The problem => Repeat the material exactly, every line of it.
*** Given data
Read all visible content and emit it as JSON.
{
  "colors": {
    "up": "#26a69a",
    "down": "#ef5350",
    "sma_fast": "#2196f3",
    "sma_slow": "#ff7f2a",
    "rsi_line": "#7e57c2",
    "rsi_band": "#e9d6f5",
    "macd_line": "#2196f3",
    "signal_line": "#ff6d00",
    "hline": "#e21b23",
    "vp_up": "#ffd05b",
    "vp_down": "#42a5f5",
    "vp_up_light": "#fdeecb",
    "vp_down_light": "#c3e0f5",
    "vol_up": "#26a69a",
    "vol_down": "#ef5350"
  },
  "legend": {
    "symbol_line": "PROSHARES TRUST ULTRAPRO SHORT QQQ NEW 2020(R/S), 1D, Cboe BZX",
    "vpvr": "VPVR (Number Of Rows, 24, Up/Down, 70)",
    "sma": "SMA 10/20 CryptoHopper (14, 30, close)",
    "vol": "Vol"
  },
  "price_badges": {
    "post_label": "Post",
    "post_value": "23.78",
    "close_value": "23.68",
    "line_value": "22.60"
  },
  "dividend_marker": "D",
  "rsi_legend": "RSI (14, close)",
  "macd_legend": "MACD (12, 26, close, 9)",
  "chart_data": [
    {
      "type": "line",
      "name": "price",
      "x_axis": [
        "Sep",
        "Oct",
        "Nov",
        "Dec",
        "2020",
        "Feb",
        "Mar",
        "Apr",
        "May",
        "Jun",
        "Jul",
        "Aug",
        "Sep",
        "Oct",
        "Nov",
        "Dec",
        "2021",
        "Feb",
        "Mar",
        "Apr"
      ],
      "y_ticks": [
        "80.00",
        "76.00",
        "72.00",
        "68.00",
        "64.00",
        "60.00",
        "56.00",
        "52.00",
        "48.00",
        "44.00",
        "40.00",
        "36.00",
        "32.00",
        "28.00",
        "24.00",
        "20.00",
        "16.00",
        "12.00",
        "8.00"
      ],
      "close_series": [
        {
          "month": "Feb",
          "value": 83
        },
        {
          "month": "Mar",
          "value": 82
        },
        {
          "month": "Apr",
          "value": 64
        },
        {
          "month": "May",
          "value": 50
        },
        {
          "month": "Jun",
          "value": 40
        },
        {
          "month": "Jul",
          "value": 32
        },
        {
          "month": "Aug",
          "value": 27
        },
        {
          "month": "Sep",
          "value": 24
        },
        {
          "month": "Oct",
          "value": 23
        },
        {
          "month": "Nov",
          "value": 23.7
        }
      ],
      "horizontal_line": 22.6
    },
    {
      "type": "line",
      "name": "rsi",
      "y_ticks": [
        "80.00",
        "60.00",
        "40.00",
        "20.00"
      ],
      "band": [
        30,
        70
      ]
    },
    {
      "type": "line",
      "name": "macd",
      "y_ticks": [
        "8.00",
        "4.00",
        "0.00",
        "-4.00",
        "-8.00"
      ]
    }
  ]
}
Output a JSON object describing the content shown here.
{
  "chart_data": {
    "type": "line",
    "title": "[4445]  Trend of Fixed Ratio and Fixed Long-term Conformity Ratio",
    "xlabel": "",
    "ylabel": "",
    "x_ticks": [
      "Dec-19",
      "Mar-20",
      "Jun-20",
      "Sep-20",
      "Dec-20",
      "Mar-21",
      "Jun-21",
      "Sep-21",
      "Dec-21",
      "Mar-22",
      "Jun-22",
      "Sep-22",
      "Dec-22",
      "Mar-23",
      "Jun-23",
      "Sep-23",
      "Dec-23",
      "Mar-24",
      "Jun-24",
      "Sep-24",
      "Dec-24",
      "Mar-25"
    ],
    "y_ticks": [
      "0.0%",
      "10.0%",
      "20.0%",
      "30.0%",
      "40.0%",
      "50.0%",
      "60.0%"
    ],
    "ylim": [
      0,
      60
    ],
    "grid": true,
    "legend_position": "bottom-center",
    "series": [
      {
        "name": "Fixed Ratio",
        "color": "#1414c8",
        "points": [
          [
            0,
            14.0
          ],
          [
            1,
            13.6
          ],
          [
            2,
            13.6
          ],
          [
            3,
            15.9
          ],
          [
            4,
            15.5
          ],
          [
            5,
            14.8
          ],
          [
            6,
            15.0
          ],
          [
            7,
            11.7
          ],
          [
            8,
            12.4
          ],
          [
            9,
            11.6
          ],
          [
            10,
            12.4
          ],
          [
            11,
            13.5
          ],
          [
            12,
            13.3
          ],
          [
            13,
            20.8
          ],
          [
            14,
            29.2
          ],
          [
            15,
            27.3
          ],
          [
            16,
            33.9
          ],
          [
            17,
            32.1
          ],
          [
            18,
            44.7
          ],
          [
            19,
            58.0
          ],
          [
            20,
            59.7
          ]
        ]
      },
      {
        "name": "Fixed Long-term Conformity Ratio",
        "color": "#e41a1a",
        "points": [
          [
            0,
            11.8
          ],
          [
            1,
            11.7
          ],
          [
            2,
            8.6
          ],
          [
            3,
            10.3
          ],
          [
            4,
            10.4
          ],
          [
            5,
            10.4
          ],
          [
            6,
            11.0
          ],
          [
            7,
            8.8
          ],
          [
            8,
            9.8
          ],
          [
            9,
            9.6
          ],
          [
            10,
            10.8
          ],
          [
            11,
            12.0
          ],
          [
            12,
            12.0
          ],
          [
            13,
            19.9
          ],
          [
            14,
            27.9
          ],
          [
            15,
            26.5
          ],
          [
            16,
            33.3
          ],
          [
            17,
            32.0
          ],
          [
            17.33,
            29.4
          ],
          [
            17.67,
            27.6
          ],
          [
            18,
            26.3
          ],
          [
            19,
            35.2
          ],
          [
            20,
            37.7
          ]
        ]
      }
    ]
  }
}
******
Solved problem =>
Read all visible content and emit it as JSON.
{
  "colors": {
    "up": "#26a69a",
    "down": "#ef5350",
    "sma_fast": "#2196f3",
    "sma_slow": "#ff7f2a",
    "rsi_line": "#7e57c2",
    "rsi_band": "#e9d6f5",
    "macd_line": "#2196f3",
    "signal_line": "#ff6d00",
    "hline": "#e21b23",
    "vp_up": "#ffd05b",
    "vp_down": "#42a5f5",
    "vp_up_light": "#fdeecb",
    "vp_down_light": "#c3e0f5",
    "vol_up": "#26a69a",
    "vol_down": "#ef5350"
  },
  "legend": {
    "symbol_line": "PROSHARES TRUST ULTRAPRO SHORT QQQ NEW 2020(R/S), 1D, Cboe BZX",
    "vpvr": "VPVR (Number Of Rows, 24, Up/Down, 70)",
    "sma": "SMA 10/20 CryptoHopper (14, 30, close)",
    "vol": "Vol"
  },
  "price_badges": {
    "post_label": "Post",
    "post_value": "23.78",
    "close_value": "23.68",
    "line_value": "22.60"
  },
  "dividend_marker": "D",
  "rsi_legend": "RSI (14, close)",
  "macd_legend": "MACD (12, 26, close, 9)",
  "chart_data": [
    {
      "type": "line",
      "name": "price",
      "x_axis": [
        "Sep",
        "Oct",
        "Nov",
        "Dec",
        "2020",
        "Feb",
        "Mar",
        "Apr",
        "May",
        "Jun",
        "Jul",
        "Aug",
        "Sep",
        "Oct",
        "Nov",
        "Dec",
        "2021",
        "Feb",
        "Mar",
        "Apr"
      ],
      "y_ticks": [
        "80.00",
        "76.00",
        "72.00",
        "68.00",
        "64.00",
        "60.00",
        "56.00",
        "52.00",
        "48.00",
        "44.00",
        "40.00",
        "36.00",
        "32.00",
        "28.00",
        "24.00",
        "20.00",
        "16.00",
        "12.00",
        "8.00"
      ],
      "close_series": [
        {
          "month": "Feb",
          "value": 83
        },
        {
          "month": "Mar",
          "value": 82
        },
        {
          "month": "Apr",
          "value": 64
        },
        {
          "month": "May",
          "value": 50
        },
        {
          "month": "Jun",
          "value": 40
        },
        {
          "month": "Jul",
          "value": 32
        },
        {
          "month": "Aug",
          "value": 27
        },
        {
          "month": "Sep",
          "value": 24
        },
        {
          "month": "Oct",
          "value": 23
        },
        {
          "month": "Nov",
          "value": 23.7
        }
      ],
      "horizontal_line": 22.6
    },
    {
      "type": "line",
      "name": "rsi",
      "y_ticks": [
        "80.00",
        "60.00",
        "40.00",
        "20.00"
      ],
      "band": [
        30,
        70
      ]
    },
    {
      "type": "line",
      "name": "macd",
      "y_ticks": [
        "8.00",
        "4.00",
        "0.00",
        "-4.00",
        "-8.00"
      ]
    }
  ]
}
Output a JSON object describing the content shown here.
{
  "chart_data": {
    "type": "line",
    "title": "[4445]  Trend of Fixed Ratio and Fixed Long-term Conformity Ratio",
    "xlabel": "",
    "ylabel": "",
    "x_ticks": [
      "Dec-19",
      "Mar-20",
      "Jun-20",
      "Sep-20",
      "Dec-20",
      "Mar-21",
      "Jun-21",
      "Sep-21",
      "Dec-21",
      "Mar-22",
      "Jun-22",
      "Sep-22",
      "Dec-22",
      "Mar-23",
      "Jun-23",
      "Sep-23",
      "Dec-23",
      "Mar-24",
      "Jun-24",
      "Sep-24",
      "Dec-24",
      "Mar-25"
    ],
    "y_ticks": [
      "0.0%",
      "10.0%",
      "20.0%",
      "30.0%",
      "40.0%",
      "50.0%",
      "60.0%"
    ],
    "ylim": [
      0,
      60
    ],
    "grid": true,
    "legend_position": "bottom-center",
    "series": [
      {
        "name": "Fixed Ratio",
        "color": "#1414c8",
        "points": [
          [
            0,
            14.0
          ],
          [
            1,
            13.6
          ],
          [
            2,
            13.6
          ],
          [
            3,
            15.9
          ],
          [
            4,
            15.5
          ],
          [
            5,
            14.8
          ],
          [
            6,
            15.0
          ],
          [
            7,
            11.7
          ],
          [
            8,
            12.4
          ],
          [
            9,
            11.6
          ],
          [
            10,
            12.4
          ],
          [
            11,
            13.5
          ],
          [
            12,
            13.3
          ],
          [
            13,
            20.8
          ],
          [
            14,
            29.2
          ],
          [
            15,
            27.3
          ],
          [
            16,
            33.9
          ],
          [
            17,
            32.1
          ],
          [
            18,
            44.7
          ],
          [
            19,
            58.0
          ],
          [
            20,
            59.7
          ]
        ]
      },
      {
        "name": "Fixed Long-term Conformity Ratio",
        "color": "#e41a1a",
        "points": [
          [
            0,
            11.8
          ],
          [
            1,
            11.7
          ],
          [
            2,
            8.6
          ],
          [
            3,
            10.3
          ],
          [
            4,
            10.4
          ],
          [
            5,
            10.4
          ],
          [
            6,
            11.0
          ],
          [
            7,
            8.8
          ],
          [
            8,
            9.8
          ],
          [
            9,
            9.6
          ],
          [
            10,
            10.8
          ],
          [
            11,
            12.0
          ],
          [
            12,
            12.0
          ],
          [
            13,
            19.9
          ],
          [
            14,
            27.9
          ],
          [
            15,
            26.5
          ],
          [
            16,
            33.3
          ],
          [
            17,
            32.0
          ],
          [
            17.33,
            29.4
          ],
          [
            17.67,
            27.6
          ],
          [
            18,
            26.3
          ],
          [
            19,
            35.2
          ],
          [
            20,
            37.7
          ]
        ]
      }
    ]
  }
}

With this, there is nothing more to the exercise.